» **DIRECTIONS**
Retype the material that follows, keeping every word as it is.

» **GIVEN ENTRIES**
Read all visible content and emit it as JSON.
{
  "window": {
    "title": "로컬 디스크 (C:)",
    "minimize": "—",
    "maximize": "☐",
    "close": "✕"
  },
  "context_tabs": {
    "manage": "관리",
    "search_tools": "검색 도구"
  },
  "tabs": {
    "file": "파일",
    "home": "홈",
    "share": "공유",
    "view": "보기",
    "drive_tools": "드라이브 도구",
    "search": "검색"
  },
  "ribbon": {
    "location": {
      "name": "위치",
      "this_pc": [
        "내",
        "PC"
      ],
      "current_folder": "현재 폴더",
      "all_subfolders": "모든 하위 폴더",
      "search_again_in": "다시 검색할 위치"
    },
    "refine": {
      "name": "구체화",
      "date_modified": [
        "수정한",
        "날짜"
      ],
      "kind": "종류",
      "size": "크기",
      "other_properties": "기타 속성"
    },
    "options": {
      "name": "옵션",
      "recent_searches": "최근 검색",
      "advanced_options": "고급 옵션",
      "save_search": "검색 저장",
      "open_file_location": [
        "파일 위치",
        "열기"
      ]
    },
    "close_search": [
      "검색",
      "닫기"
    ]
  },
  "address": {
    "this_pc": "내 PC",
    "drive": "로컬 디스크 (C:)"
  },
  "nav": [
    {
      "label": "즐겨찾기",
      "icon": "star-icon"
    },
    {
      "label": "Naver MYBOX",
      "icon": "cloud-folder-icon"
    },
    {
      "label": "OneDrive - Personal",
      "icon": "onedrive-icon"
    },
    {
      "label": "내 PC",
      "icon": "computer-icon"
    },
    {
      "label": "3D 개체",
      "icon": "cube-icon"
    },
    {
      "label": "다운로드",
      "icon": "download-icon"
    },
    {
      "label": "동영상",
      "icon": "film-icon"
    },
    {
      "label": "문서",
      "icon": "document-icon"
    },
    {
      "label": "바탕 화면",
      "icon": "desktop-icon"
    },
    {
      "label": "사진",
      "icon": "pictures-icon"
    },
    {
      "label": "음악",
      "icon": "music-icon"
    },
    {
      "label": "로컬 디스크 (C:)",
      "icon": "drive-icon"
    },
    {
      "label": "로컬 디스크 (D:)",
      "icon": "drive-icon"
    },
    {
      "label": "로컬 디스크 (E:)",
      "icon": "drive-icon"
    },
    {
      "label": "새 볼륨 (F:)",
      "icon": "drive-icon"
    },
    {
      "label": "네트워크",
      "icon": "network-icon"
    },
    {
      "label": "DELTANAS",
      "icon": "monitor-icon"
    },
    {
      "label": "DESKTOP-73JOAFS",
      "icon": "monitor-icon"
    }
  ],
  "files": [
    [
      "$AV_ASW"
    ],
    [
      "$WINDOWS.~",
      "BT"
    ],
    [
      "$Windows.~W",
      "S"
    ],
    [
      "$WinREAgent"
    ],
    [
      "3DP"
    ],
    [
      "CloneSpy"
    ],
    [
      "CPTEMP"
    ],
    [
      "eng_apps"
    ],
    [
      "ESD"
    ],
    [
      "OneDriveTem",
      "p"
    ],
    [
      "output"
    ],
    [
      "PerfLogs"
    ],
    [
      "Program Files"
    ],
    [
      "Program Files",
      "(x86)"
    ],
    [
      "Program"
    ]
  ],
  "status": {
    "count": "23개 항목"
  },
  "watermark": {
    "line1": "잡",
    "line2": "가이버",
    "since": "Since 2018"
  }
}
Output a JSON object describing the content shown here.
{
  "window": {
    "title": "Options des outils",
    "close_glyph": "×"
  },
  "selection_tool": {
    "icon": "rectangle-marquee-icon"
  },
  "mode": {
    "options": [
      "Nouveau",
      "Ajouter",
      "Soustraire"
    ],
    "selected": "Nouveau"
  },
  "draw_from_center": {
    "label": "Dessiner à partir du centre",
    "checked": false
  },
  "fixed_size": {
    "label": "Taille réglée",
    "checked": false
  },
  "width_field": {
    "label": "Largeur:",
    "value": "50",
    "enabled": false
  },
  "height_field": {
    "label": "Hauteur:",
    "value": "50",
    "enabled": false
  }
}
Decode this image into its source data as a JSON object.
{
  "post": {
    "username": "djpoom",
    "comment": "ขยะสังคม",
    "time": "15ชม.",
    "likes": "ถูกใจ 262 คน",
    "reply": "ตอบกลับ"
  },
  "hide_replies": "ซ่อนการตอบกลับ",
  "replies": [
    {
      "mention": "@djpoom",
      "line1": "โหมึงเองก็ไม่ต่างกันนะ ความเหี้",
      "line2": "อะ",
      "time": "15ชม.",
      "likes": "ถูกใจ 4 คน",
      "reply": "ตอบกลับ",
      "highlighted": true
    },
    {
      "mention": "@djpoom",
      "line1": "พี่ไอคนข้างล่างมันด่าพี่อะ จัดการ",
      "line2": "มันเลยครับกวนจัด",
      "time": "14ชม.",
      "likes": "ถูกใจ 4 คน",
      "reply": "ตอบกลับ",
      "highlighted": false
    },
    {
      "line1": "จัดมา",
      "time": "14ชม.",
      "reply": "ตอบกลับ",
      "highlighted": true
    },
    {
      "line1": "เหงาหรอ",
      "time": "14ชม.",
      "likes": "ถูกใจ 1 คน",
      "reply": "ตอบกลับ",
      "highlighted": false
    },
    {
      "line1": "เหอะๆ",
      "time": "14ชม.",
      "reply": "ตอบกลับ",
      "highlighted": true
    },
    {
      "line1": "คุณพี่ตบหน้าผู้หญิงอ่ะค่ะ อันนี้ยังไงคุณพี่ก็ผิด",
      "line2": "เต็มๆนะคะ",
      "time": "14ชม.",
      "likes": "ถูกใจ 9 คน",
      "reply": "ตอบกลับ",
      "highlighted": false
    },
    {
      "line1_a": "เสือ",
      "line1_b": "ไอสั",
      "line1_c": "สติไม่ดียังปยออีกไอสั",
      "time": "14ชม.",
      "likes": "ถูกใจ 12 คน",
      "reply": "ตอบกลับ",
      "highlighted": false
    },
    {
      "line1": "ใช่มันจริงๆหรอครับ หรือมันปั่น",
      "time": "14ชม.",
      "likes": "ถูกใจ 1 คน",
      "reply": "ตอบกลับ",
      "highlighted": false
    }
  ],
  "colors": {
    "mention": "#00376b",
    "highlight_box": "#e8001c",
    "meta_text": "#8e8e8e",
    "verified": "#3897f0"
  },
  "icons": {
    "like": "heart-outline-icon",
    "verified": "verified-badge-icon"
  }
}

» **RESULT OF THE EXERCISE**
Read all visible content and emit it as JSON.
{
  "window": {
    "title": "로컬 디스크 (C:)",
    "minimize": "—",
    "maximize": "☐",
    "close": "✕"
  },
  "context_tabs": {
    "manage": "관리",
    "search_tools": "검색 도구"
  },
  "tabs": {
    "file": "파일",
    "home": "홈",
    "share": "공유",
    "view": "보기",
    "drive_tools": "드라이브 도구",
    "search": "검색"
  },
  "ribbon": {
    "location": {
      "name": "위치",
      "this_pc": [
        "내",
        "PC"
      ],
      "current_folder": "현재 폴더",
      "all_subfolders": "모든 하위 폴더",
      "search_again_in": "다시 검색할 위치"
    },
    "refine": {
      "name": "구체화",
      "date_modified": [
        "수정한",
        "날짜"
      ],
      "kind": "종류",
      "size": "크기",
      "other_properties": "기타 속성"
    },
    "options": {
      "name": "옵션",
      "recent_searches": "최근 검색",
      "advanced_options": "고급 옵션",
      "save_search": "검색 저장",
      "open_file_location": [
        "파일 위치",
        "열기"
      ]
    },
    "close_search": [
      "검색",
      "닫기"
    ]
  },
  "address": {
    "this_pc": "내 PC",
    "drive": "로컬 디스크 (C:)"
  },
  "nav": [
    {
      "label": "즐겨찾기",
      "icon": "star-icon"
    },
    {
      "label": "Naver MYBOX",
      "icon": "cloud-folder-icon"
    },
    {
      "label": "OneDrive - Personal",
      "icon": "onedrive-icon"
    },
    {
      "label": "내 PC",
      "icon": "computer-icon"
    },
    {
      "label": "3D 개체",
      "icon": "cube-icon"
    },
    {
      "label": "다운로드",
      "icon": "download-icon"
    },
    {
      "label": "동영상",
      "icon": "film-icon"
    },
    {
      "label": "문서",
      "icon": "document-icon"
    },
    {
      "label": "바탕 화면",
      "icon": "desktop-icon"
    },
    {
      "label": "사진",
      "icon": "pictures-icon"
    },
    {
      "label": "음악",
      "icon": "music-icon"
    },
    {
      "label": "로컬 디스크 (C:)",
      "icon": "drive-icon"
    },
    {
      "label": "로컬 디스크 (D:)",
      "icon": "drive-icon"
    },
    {
      "label": "로컬 디스크 (E:)",
      "icon": "drive-icon"
    },
    {
      "label": "새 볼륨 (F:)",
      "icon": "drive-icon"
    },
    {
      "label": "네트워크",
      "icon": "network-icon"
    },
    {
      "label": "DELTANAS",
      "icon": "monitor-icon"
    },
    {
      "label": "DESKTOP-73JOAFS",
      "icon": "monitor-icon"
    }
  ],
  "files": [
    [
      "$AV_ASW"
    ],
    [
      "$WINDOWS.~",
      "BT"
    ],
    [
      "$Windows.~W",
      "S"
    ],
    [
      "$WinREAgent"
    ],
    [
      "3DP"
    ],
    [
      "CloneSpy"
    ],
    [
      "CPTEMP"
    ],
    [
      "eng_apps"
    ],
    [
      "ESD"
    ],
    [
      "OneDriveTem",
      "p"
    ],
    [
      "output"
    ],
    [
      "PerfLogs"
    ],
    [
      "Program Files"
    ],
    [
      "Program Files",
      "(x86)"
    ],
    [
      "Program"
    ]
  ],
  "status": {
    "count": "23개 항목"
  },
  "watermark": {
    "line1": "잡",
    "line2": "가이버",
    "since": "Since 2018"
  }
}
Output a JSON object describing the content shown here.
{
  "window": {
    "title": "Options des outils",
    "close_glyph": "×"
  },
  "selection_tool": {
    "icon": "rectangle-marquee-icon"
  },
  "mode": {
    "options": [
      "Nouveau",
      "Ajouter",
      "Soustraire"
    ],
    "selected": "Nouveau"
  },
  "draw_from_center": {
    "label": "Dessiner à partir du centre",
    "checked": false
  },
  "fixed_size": {
    "label": "Taille réglée",
    "checked": false
  },
  "width_field": {
    "label": "Largeur:",
    "value": "50",
    "enabled": false
  },
  "height_field": {
    "label": "Hauteur:",
    "value": "50",
    "enabled": false
  }
}
Decode this image into its source data as a JSON object.
{
  "post": {
    "username": "djpoom",
    "comment": "ขยะสังคม",
    "time": "15ชม.",
    "likes": "ถูกใจ 262 คน",
    "reply": "ตอบกลับ"
  },
  "hide_replies": "ซ่อนการตอบกลับ",
  "replies": [
    {
      "mention": "@djpoom",
      "line1": "โหมึงเองก็ไม่ต่างกันนะ ความเหี้",
      "line2": "อะ",
      "time": "15ชม.",
      "likes": "ถูกใจ 4 คน",
      "reply": "ตอบกลับ",
      "highlighted": true
    },
    {
      "mention": "@djpoom",
      "line1": "พี่ไอคนข้างล่างมันด่าพี่อะ จัดการ",
      "line2": "มันเลยครับกวนจัด",
      "time": "14ชม.",
      "likes": "ถูกใจ 4 คน",
      "reply": "ตอบกลับ",
      "highlighted": false
    },
    {
      "line1": "จัดมา",
      "time": "14ชม.",
      "reply": "ตอบกลับ",
      "highlighted": true
    },
    {
      "line1": "เหงาหรอ",
      "time": "14ชม.",
      "likes": "ถูกใจ 1 คน",
      "reply": "ตอบกลับ",
      "highlighted": false
    },
    {
      "line1": "เหอะๆ",
      "time": "14ชม.",
      "reply": "ตอบกลับ",
      "highlighted": true
    },
    {
      "line1": "คุณพี่ตบหน้าผู้หญิงอ่ะค่ะ อันนี้ยังไงคุณพี่ก็ผิด",
      "line2": "เต็มๆนะคะ",
      "time": "14ชม.",
      "likes": "ถูกใจ 9 คน",
      "reply": "ตอบกลับ",
      "highlighted": false
    },
    {
      "line1_a": "เสือ",
      "line1_b": "ไอสั",
      "line1_c": "สติไม่ดียังปยออีกไอสั",
      "time": "14ชม.",
      "likes": "ถูกใจ 12 คน",
      "reply": "ตอบกลับ",
      "highlighted": false
    },
    {
      "line1": "ใช่มันจริงๆหรอครับ หรือมันปั่น",
      "time": "14ชม.",
      "likes": "ถูกใจ 1 คน",
      "reply": "ตอบกลับ",
      "highlighted": false
    }
  ],
  "colors": {
    "mention": "#00376b",
    "highlight_box": "#e8001c",
    "meta_text": "#8e8e8e",
    "verified": "#3897f0"
  },
  "icons": {
    "like": "heart-outline-icon",
    "verified": "verified-badge-icon"
  }
}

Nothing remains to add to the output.